___ Working data

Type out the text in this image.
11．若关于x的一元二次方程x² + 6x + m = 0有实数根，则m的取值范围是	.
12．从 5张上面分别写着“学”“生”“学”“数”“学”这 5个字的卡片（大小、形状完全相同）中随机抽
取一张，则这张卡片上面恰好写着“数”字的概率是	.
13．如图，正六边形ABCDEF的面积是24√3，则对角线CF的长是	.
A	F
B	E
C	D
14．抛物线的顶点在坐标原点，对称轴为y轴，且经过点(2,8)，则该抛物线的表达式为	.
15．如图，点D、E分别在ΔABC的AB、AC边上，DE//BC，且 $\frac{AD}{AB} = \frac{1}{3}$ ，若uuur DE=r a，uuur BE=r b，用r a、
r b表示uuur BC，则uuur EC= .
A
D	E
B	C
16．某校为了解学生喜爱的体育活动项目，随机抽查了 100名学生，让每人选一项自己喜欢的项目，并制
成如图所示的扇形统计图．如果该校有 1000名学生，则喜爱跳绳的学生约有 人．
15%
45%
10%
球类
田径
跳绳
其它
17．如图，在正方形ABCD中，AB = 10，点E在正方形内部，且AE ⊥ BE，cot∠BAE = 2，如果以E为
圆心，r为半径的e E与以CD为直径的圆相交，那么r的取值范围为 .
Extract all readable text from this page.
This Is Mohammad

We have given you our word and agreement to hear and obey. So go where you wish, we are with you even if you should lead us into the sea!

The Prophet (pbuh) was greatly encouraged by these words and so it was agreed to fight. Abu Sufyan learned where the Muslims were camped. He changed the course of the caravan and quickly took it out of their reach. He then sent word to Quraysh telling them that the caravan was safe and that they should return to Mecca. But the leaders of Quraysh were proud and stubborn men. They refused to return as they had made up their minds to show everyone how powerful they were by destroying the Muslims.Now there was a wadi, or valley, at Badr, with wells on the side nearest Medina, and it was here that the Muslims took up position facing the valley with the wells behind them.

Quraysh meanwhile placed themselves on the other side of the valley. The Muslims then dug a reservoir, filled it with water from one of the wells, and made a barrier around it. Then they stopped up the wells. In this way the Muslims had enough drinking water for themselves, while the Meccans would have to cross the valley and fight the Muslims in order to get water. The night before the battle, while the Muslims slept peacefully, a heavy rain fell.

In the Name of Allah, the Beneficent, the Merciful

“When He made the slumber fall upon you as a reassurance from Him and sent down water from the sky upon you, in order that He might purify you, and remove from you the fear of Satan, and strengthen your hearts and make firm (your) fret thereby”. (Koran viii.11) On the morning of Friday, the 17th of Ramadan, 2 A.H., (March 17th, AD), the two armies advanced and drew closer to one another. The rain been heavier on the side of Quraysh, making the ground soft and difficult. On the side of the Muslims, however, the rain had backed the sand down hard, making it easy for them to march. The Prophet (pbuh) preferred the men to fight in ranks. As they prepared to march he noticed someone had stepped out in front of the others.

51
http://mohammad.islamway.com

______

Say how many lines contain the string "text", giving nothing but the count.

Answer in full: 2